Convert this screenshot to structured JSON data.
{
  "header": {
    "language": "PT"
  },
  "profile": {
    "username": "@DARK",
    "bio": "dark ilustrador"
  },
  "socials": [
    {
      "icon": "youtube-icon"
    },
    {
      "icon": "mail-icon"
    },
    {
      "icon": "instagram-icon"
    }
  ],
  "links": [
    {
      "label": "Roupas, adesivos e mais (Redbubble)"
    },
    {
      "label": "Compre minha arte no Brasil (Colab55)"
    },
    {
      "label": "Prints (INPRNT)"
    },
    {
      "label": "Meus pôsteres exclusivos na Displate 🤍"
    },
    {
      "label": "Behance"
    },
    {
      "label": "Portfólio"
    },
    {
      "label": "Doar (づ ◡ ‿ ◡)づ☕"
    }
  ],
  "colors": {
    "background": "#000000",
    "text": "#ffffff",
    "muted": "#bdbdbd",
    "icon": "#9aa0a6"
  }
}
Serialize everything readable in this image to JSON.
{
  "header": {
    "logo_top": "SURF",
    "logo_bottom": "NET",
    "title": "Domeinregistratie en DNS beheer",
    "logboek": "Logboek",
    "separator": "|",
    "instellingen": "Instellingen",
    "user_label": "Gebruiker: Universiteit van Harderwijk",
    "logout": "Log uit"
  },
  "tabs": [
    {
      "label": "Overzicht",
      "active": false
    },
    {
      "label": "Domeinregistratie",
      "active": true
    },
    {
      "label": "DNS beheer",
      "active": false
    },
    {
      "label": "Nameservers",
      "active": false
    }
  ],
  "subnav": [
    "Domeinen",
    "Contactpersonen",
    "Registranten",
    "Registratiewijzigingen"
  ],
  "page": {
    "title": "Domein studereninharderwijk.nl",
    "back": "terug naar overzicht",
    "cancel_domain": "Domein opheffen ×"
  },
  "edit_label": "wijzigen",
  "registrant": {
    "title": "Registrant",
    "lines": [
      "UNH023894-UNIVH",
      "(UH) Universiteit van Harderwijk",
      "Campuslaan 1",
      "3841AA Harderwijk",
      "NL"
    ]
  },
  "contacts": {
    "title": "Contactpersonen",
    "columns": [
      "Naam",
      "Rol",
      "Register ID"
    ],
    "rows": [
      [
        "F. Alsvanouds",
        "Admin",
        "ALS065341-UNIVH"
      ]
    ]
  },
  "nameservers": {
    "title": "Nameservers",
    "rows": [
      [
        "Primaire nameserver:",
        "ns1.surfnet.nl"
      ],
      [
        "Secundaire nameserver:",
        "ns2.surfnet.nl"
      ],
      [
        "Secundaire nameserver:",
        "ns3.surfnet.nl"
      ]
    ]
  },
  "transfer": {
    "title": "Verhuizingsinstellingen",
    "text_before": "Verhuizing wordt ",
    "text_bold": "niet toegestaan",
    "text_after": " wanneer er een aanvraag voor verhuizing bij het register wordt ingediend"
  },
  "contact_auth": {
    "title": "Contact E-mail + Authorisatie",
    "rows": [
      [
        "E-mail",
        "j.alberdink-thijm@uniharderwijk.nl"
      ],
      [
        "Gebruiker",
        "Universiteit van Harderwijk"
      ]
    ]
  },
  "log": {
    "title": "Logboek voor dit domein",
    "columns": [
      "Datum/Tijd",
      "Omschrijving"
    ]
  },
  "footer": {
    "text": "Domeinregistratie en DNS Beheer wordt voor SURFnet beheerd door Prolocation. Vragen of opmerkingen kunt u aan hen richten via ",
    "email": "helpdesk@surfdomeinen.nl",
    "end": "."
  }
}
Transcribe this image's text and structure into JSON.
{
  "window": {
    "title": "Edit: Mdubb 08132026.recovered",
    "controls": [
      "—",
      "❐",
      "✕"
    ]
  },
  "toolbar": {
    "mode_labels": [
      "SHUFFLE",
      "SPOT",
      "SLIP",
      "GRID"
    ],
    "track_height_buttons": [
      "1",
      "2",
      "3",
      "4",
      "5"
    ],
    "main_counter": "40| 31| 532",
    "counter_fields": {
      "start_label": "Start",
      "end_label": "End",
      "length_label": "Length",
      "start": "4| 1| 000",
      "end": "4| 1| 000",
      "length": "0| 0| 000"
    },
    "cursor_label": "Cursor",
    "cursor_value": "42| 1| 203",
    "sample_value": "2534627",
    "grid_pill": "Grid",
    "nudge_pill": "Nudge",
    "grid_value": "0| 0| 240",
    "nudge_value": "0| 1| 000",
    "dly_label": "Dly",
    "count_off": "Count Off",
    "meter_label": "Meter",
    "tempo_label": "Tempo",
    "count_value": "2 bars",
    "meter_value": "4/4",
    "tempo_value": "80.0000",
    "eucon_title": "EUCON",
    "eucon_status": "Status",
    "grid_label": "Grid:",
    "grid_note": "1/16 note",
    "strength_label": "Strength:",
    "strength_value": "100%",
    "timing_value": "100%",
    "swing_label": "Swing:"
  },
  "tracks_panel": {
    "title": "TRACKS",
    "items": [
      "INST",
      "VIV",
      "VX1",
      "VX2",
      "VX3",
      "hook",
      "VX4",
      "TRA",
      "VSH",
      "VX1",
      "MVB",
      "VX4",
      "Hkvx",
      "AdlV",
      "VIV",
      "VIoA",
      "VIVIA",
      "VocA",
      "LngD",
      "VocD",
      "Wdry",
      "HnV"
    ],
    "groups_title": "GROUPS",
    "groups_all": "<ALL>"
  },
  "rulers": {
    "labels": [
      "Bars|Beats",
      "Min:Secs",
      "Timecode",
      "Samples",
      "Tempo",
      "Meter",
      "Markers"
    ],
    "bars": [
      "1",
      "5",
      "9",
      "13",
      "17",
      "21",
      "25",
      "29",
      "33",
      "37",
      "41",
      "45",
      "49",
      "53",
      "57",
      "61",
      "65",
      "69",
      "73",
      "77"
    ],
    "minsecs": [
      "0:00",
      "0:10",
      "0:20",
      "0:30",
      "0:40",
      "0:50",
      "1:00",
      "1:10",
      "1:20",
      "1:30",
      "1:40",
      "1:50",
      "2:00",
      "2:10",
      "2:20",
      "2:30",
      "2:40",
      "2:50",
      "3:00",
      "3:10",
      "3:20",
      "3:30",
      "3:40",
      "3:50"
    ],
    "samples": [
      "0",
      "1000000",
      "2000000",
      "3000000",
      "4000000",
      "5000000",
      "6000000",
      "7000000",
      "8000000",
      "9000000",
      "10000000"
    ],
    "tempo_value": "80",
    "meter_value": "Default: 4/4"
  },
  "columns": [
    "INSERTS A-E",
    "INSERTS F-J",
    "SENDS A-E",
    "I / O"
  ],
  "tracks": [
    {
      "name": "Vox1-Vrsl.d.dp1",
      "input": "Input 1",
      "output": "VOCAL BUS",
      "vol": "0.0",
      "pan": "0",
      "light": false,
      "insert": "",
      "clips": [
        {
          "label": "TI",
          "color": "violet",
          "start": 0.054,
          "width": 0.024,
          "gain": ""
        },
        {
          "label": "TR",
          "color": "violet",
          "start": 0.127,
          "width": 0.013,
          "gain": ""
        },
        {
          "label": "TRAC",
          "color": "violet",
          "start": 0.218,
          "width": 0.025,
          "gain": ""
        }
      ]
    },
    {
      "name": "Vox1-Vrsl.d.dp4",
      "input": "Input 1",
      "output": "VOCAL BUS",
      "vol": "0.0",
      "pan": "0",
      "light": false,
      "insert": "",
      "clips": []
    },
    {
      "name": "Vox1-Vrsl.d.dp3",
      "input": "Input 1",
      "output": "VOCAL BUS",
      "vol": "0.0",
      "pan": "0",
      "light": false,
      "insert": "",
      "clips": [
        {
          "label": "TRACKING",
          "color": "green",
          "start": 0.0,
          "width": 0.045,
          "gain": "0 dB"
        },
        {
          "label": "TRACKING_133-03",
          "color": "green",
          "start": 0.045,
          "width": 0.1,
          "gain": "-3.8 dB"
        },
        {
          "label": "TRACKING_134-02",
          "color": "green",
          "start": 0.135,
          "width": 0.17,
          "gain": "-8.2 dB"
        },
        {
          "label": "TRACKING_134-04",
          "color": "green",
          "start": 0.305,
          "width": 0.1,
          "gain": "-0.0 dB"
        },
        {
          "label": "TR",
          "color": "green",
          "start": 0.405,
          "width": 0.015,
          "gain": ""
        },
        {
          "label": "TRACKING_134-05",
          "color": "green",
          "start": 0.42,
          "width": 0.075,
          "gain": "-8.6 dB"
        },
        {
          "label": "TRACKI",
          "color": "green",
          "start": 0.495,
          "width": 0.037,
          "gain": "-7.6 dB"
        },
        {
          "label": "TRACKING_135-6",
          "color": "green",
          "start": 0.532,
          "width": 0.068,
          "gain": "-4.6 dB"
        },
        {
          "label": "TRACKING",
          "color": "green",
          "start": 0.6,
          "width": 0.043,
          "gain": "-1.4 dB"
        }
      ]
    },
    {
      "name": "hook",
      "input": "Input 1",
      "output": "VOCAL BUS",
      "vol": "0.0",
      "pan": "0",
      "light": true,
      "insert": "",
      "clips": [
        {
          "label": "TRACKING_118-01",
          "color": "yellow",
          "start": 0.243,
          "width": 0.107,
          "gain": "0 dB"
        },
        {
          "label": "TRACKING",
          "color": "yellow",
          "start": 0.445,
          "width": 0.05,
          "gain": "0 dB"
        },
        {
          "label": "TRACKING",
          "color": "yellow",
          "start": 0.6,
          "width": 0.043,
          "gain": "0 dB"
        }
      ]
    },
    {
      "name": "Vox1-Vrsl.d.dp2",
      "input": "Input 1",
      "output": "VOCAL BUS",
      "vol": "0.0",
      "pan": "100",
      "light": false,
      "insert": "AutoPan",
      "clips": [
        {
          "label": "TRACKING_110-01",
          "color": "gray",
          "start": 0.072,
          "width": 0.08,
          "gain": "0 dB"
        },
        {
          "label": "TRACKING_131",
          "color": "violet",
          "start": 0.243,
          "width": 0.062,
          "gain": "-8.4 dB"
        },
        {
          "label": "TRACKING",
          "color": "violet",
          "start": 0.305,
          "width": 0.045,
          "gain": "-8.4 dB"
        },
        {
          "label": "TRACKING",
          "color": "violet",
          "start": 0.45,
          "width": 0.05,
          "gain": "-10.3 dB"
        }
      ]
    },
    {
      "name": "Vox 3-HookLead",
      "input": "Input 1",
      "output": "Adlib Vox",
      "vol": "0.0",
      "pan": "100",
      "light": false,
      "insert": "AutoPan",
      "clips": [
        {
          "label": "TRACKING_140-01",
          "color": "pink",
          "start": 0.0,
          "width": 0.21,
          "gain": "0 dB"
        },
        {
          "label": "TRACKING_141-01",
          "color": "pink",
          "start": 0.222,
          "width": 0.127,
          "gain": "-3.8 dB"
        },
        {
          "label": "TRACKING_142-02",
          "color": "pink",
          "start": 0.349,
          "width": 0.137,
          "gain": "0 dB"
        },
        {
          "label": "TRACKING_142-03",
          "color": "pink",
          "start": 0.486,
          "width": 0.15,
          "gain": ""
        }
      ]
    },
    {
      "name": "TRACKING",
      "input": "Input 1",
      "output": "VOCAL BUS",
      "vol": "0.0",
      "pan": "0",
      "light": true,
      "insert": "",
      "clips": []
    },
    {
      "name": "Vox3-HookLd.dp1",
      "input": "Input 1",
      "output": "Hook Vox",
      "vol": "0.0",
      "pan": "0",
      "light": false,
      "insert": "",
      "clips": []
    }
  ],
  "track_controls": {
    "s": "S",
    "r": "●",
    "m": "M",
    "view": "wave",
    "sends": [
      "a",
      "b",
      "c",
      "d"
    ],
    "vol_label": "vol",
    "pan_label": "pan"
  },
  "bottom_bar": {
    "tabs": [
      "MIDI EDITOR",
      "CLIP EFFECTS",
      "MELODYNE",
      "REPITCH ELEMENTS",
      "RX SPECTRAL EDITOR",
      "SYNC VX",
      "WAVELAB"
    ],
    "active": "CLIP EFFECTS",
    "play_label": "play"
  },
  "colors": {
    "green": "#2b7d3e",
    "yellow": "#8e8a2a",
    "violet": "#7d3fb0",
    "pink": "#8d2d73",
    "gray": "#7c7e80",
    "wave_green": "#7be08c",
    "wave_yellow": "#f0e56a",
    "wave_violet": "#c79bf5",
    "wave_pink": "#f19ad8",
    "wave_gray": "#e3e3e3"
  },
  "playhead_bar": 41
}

....

DIRECTIONS FOR THIS TASK - Show the lines of the records that include the string "voor".

EXERCISE RESPONSE -
    "text_after": " wanneer er een aanvraag voor verhuizing bij het register wordt ingediend"
    "title": "Logboek voor dit domein",
    "text": "Domeinregistratie en DNS Beheer wordt voor SURFnet beheerd door Prolocation. Vragen of opmerkingen kunt u aan hen richten via ",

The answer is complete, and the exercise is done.